§ **Required task**: Copy every entry precisely.

──────────

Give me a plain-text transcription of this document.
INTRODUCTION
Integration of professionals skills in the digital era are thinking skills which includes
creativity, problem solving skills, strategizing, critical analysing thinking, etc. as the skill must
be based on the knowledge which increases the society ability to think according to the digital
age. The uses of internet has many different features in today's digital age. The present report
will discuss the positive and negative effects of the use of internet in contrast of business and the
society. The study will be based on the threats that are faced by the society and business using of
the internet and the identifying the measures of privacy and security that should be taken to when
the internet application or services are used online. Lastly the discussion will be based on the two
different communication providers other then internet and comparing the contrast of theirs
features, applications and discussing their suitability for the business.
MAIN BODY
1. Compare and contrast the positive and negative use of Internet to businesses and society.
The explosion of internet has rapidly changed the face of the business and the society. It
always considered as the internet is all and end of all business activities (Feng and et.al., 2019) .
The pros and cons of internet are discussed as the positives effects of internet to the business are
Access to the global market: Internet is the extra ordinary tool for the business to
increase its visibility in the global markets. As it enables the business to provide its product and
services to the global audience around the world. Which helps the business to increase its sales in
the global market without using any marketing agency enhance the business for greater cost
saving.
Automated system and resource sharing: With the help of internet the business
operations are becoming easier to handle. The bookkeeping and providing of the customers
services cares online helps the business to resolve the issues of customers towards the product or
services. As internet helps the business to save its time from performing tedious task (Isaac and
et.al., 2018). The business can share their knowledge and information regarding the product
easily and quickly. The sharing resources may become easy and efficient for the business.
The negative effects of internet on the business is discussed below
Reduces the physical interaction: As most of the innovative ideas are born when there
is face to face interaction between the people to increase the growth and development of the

──────────

§ **Task output**:
Give me a plain-text transcription of this document.
INTRODUCTION
Integration of professionals skills in the digital era are thinking skills which includes
creativity, problem solving skills, strategizing, critical analysing thinking, etc. as the skill must
be based on the knowledge which increases the society ability to think according to the digital
age. The uses of internet has many different features in today's digital age. The present report
will discuss the positive and negative effects of the use of internet in contrast of business and the
society. The study will be based on the threats that are faced by the society and business using of
the internet and the identifying the measures of privacy and security that should be taken to when
the internet application or services are used online. Lastly the discussion will be based on the two
different communication providers other then internet and comparing the contrast of theirs
features, applications and discussing their suitability for the business.
MAIN BODY
1. Compare and contrast the positive and negative use of Internet to businesses and society.
The explosion of internet has rapidly changed the face of the business and the society. It
always considered as the internet is all and end of all business activities (Feng and et.al., 2019) .
The pros and cons of internet are discussed as the positives effects of internet to the business are
Access to the global market: Internet is the extra ordinary tool for the business to
increase its visibility in the global markets. As it enables the business to provide its product and
services to the global audience around the world. Which helps the business to increase its sales in
the global market without using any marketing agency enhance the business for greater cost
saving.
Automated system and resource sharing: With the help of internet the business
operations are becoming easier to handle. The bookkeeping and providing of the customers
services cares online helps the business to resolve the issues of customers towards the product or
services. As internet helps the business to save its time from performing tedious task (Isaac and
et.al., 2018). The business can share their knowledge and information regarding the product
easily and quickly. The sharing resources may become easy and efficient for the business.
The negative effects of internet on the business is discussed below
Reduces the physical interaction: As most of the innovative ideas are born when there
is face to face interaction between the people to increase the growth and development of the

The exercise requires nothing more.